• [Stored data]

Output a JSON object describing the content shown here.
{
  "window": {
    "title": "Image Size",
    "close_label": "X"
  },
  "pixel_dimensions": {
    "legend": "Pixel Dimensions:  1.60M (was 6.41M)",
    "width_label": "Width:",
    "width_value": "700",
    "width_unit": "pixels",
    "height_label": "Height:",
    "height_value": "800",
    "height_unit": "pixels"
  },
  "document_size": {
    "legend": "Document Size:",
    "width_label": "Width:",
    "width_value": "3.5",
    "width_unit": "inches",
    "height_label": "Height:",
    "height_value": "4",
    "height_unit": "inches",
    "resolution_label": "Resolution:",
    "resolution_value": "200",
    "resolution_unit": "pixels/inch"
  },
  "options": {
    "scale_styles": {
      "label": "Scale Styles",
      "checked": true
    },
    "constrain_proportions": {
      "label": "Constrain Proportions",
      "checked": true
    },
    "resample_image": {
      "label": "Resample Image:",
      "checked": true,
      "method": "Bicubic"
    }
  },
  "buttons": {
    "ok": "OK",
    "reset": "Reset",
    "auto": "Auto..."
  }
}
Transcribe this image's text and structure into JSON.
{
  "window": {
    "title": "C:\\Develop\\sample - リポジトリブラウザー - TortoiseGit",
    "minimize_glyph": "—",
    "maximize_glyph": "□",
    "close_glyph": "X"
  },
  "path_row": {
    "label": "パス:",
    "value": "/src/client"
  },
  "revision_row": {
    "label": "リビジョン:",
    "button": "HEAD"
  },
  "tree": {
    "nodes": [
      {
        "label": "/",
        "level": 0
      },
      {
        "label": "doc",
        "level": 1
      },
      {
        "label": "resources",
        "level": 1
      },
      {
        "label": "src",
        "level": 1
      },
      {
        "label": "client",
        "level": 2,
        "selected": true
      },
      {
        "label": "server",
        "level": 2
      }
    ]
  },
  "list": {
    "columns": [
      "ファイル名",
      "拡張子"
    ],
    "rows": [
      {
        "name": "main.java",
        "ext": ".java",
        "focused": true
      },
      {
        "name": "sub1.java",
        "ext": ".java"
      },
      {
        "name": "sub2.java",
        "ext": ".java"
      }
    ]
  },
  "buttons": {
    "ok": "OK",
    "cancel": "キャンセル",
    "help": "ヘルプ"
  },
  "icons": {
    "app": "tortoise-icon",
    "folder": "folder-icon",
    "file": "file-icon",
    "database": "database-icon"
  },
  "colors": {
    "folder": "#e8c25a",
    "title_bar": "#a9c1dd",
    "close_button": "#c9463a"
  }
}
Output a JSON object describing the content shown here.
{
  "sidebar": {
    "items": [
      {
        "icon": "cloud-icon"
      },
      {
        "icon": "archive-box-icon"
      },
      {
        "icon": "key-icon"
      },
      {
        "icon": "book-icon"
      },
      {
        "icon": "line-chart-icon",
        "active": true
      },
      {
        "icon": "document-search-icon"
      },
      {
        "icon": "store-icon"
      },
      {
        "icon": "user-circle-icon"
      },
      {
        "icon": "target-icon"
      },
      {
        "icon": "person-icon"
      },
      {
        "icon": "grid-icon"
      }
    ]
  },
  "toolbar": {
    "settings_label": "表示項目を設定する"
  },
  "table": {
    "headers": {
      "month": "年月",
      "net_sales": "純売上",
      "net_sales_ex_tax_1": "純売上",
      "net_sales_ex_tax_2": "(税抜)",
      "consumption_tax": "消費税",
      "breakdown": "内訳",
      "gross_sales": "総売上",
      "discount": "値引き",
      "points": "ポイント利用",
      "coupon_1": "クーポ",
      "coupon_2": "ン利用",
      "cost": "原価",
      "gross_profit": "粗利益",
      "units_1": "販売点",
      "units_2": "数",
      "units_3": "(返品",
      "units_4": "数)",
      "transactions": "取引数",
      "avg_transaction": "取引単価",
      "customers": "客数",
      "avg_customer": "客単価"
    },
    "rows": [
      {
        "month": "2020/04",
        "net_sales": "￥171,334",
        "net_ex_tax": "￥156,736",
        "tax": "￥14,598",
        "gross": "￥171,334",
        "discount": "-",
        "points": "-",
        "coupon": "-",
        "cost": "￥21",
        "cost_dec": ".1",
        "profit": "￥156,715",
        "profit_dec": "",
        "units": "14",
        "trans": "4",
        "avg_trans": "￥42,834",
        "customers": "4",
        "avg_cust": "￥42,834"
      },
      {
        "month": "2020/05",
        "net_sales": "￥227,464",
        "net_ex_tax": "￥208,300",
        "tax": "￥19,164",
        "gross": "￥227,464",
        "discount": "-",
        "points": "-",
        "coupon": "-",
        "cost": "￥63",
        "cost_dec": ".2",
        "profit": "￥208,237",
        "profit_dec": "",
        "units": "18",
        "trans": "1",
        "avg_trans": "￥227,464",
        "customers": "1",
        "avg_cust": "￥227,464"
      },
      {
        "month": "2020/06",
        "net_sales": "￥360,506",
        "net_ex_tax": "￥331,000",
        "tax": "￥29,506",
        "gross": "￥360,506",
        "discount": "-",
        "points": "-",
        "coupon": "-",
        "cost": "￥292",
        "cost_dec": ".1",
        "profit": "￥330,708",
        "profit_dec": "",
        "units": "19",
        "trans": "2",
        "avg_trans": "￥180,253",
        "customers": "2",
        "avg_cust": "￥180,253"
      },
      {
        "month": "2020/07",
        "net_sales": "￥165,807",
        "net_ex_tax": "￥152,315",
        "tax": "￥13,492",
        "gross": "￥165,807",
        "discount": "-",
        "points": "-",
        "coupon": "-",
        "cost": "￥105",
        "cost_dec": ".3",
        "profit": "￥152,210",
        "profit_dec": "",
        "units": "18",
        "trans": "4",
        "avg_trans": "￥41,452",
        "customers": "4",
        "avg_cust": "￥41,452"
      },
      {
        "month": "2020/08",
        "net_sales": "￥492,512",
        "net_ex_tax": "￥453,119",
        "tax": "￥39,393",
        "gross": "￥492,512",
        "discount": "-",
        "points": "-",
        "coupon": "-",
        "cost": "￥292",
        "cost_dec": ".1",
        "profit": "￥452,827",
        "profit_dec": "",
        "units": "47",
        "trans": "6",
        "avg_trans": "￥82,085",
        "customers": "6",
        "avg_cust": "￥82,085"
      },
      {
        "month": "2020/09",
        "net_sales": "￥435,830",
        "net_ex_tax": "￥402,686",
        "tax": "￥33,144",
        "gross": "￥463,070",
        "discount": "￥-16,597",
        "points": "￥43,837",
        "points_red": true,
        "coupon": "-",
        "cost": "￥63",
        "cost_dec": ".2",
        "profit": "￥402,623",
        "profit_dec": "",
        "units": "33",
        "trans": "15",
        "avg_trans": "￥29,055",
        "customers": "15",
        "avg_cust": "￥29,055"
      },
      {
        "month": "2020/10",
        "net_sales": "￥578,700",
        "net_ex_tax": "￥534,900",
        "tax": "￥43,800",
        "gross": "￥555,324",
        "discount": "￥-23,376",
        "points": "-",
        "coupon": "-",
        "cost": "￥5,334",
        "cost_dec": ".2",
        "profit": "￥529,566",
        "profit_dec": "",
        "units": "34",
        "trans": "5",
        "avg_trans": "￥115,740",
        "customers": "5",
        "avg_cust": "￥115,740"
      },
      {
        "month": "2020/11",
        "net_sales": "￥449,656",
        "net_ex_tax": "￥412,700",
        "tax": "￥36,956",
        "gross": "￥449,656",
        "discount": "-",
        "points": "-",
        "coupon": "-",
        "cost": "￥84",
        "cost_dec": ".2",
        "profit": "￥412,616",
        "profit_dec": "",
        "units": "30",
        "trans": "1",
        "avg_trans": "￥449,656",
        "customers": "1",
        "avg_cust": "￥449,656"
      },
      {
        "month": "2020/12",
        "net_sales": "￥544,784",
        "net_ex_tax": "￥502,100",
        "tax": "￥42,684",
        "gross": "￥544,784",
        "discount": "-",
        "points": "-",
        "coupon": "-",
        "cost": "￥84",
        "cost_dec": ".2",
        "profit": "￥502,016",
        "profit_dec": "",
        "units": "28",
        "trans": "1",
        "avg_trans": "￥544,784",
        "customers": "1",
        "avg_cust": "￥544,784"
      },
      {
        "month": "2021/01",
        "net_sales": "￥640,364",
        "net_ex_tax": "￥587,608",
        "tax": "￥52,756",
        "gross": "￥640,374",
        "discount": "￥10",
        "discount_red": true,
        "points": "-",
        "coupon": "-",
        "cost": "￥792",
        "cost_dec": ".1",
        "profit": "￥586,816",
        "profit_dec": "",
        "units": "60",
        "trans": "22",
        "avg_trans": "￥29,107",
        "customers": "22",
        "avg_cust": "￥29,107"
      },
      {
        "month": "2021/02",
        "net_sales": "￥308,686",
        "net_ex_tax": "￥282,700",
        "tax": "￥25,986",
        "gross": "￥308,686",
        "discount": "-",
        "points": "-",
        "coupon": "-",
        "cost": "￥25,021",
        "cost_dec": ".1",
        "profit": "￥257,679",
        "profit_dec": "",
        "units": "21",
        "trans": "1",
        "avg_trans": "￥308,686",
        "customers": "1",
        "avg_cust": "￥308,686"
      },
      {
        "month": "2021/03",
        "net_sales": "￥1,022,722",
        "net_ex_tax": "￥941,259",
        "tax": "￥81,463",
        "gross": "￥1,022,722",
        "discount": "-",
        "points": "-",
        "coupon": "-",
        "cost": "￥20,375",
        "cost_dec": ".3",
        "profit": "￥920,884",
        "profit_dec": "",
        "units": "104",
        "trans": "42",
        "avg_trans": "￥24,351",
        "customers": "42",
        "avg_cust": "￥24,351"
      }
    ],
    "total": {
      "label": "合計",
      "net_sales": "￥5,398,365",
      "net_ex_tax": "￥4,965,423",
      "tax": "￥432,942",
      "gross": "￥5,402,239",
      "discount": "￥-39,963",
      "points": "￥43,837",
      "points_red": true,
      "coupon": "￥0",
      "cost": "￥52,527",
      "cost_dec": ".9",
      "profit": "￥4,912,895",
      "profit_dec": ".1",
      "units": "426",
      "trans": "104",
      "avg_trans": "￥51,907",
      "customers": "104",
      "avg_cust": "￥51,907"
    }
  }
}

• [Exercise details] Leave out every line without the string "true" and copy the rest.

• [Result]
      "checked": true
      "checked": true
      "checked": true,
        "selected": true
        "focused": true
        "active": true
        "points_red": true,
        "discount_red": true,
      "points_red": true,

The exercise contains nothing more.